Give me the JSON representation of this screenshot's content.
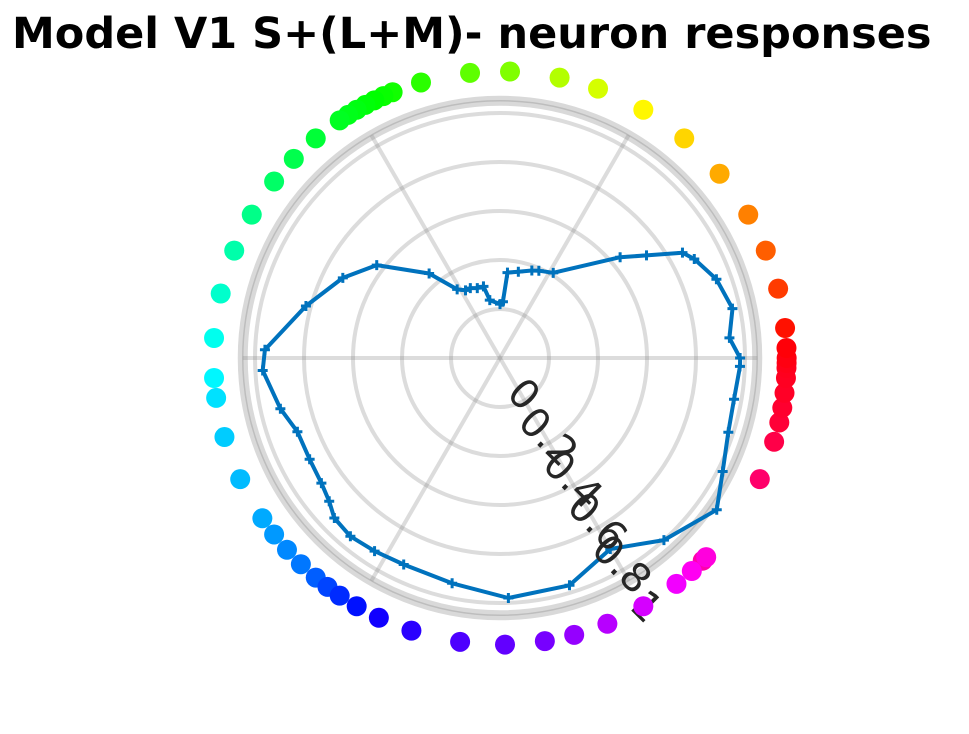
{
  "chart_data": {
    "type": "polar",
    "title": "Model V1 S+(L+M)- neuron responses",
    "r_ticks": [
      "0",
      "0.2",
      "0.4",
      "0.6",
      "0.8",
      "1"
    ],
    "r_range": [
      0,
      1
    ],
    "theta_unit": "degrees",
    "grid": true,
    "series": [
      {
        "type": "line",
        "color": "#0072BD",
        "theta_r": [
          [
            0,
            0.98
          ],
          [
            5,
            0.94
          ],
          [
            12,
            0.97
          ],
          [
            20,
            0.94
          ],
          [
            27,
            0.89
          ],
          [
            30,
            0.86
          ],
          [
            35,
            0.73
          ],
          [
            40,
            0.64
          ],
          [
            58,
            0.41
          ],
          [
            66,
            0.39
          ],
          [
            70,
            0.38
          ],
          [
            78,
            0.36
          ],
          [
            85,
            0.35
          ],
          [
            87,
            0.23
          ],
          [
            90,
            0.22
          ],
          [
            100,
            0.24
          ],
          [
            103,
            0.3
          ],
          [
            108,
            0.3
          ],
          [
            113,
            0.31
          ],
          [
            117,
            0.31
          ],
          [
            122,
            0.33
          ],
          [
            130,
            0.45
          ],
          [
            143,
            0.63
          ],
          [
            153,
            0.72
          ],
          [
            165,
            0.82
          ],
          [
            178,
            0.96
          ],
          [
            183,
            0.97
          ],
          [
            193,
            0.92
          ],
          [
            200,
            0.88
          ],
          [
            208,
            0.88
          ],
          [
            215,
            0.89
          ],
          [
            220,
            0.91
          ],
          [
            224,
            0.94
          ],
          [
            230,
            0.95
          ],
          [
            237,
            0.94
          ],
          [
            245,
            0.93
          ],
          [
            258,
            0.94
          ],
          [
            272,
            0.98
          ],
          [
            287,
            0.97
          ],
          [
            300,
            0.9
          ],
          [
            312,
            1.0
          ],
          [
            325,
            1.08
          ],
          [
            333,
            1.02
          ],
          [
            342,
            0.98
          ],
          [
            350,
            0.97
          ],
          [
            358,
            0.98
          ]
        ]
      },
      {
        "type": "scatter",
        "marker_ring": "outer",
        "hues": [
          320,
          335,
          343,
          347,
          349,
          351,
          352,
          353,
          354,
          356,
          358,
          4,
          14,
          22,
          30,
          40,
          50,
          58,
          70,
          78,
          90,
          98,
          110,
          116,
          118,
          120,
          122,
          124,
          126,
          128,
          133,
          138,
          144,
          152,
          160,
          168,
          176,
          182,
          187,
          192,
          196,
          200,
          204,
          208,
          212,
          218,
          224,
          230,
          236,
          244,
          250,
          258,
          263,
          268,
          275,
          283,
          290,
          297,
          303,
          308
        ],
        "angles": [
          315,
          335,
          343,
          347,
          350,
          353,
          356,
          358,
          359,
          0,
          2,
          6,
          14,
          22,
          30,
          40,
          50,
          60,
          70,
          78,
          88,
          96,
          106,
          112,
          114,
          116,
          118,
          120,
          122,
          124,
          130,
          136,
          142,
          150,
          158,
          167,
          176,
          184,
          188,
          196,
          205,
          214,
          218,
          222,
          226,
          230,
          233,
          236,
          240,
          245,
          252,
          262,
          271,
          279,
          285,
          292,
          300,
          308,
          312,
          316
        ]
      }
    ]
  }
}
□ □ □
Set task =>
Output an exact copy of the material, with the pictures removed.

Written solution =>
Give me the JSON representation of this screenshot's content.
{
  "chart_data": {
    "type": "polar",
    "title": "Model V1 S+(L+M)- neuron responses",
    "r_ticks": [
      "0",
      "0.2",
      "0.4",
      "0.6",
      "0.8",
      "1"
    ],
    "r_range": [
      0,
      1
    ],
    "theta_unit": "degrees",
    "grid": true,
    "series": [
      {
        "type": "line",
        "color": "#0072BD",
        "theta_r": [
          [
            0,
            0.98
          ],
          [
            5,
            0.94
          ],
          [
            12,
            0.97
          ],
          [
            20,
            0.94
          ],
          [
            27,
            0.89
          ],
          [
            30,
            0.86
          ],
          [
            35,
            0.73
          ],
          [
            40,
            0.64
          ],
          [
            58,
            0.41
          ],
          [
            66,
            0.39
          ],
          [
            70,
            0.38
          ],
          [
            78,
            0.36
          ],
          [
            85,
            0.35
          ],
          [
            87,
            0.23
          ],
          [
            90,
            0.22
          ],
          [
            100,
            0.24
          ],
          [
            103,
            0.3
          ],
          [
            108,
            0.3
          ],
          [
            113,
            0.31
          ],
          [
            117,
            0.31
          ],
          [
            122,
            0.33
          ],
          [
            130,
            0.45
          ],
          [
            143,
            0.63
          ],
          [
            153,
            0.72
          ],
          [
            165,
            0.82
          ],
          [
            178,
            0.96
          ],
          [
            183,
            0.97
          ],
          [
            193,
            0.92
          ],
          [
            200,
            0.88
          ],
          [
            208,
            0.88
          ],
          [
            215,
            0.89
          ],
          [
            220,
            0.91
          ],
          [
            224,
            0.94
          ],
          [
            230,
            0.95
          ],
          [
            237,
            0.94
          ],
          [
            245,
            0.93
          ],
          [
            258,
            0.94
          ],
          [
            272,
            0.98
          ],
          [
            287,
            0.97
          ],
          [
            300,
            0.9
          ],
          [
            312,
            1.0
          ],
          [
            325,
            1.08
          ],
          [
            333,
            1.02
          ],
          [
            342,
            0.98
          ],
          [
            350,
            0.97
          ],
          [
            358,
            0.98
          ]
        ]
      },
      {
        "type": "scatter",
        "marker_ring": "outer",
        "hues": [
          320,
          335,
          343,
          347,
          349,
          351,
          352,
          353,
          354,
          356,
          358,
          4,
          14,
          22,
          30,
          40,
          50,
          58,
          70,
          78,
          90,
          98,
          110,
          116,
          118,
          120,
          122,
          124,
          126,
          128,
          133,
          138,
          144,
          152,
          160,
          168,
          176,
          182,
          187,
          192,
          196,
          200,
          204,
          208,
          212,
          218,
          224,
          230,
          236,
          244,
          250,
          258,
          263,
          268,
          275,
          283,
          290,
          297,
          303,
          308
        ],
        "angles": [
          315,
          335,
          343,
          347,
          350,
          353,
          356,
          358,
          359,
          0,
          2,
          6,
          14,
          22,
          30,
          40,
          50,
          60,
          70,
          78,
          88,
          96,
          106,
          112,
          114,
          116,
          118,
          120,
          122,
          124,
          130,
          136,
          142,
          150,
          158,
          167,
          176,
          184,
          188,
          196,
          205,
          214,
          218,
          222,
          226,
          230,
          233,
          236,
          240,
          245,
          252,
          262,
          271,
          279,
          285,
          292,
          300,
          308,
          312,
          316
        ]
      }
    ]
  }
}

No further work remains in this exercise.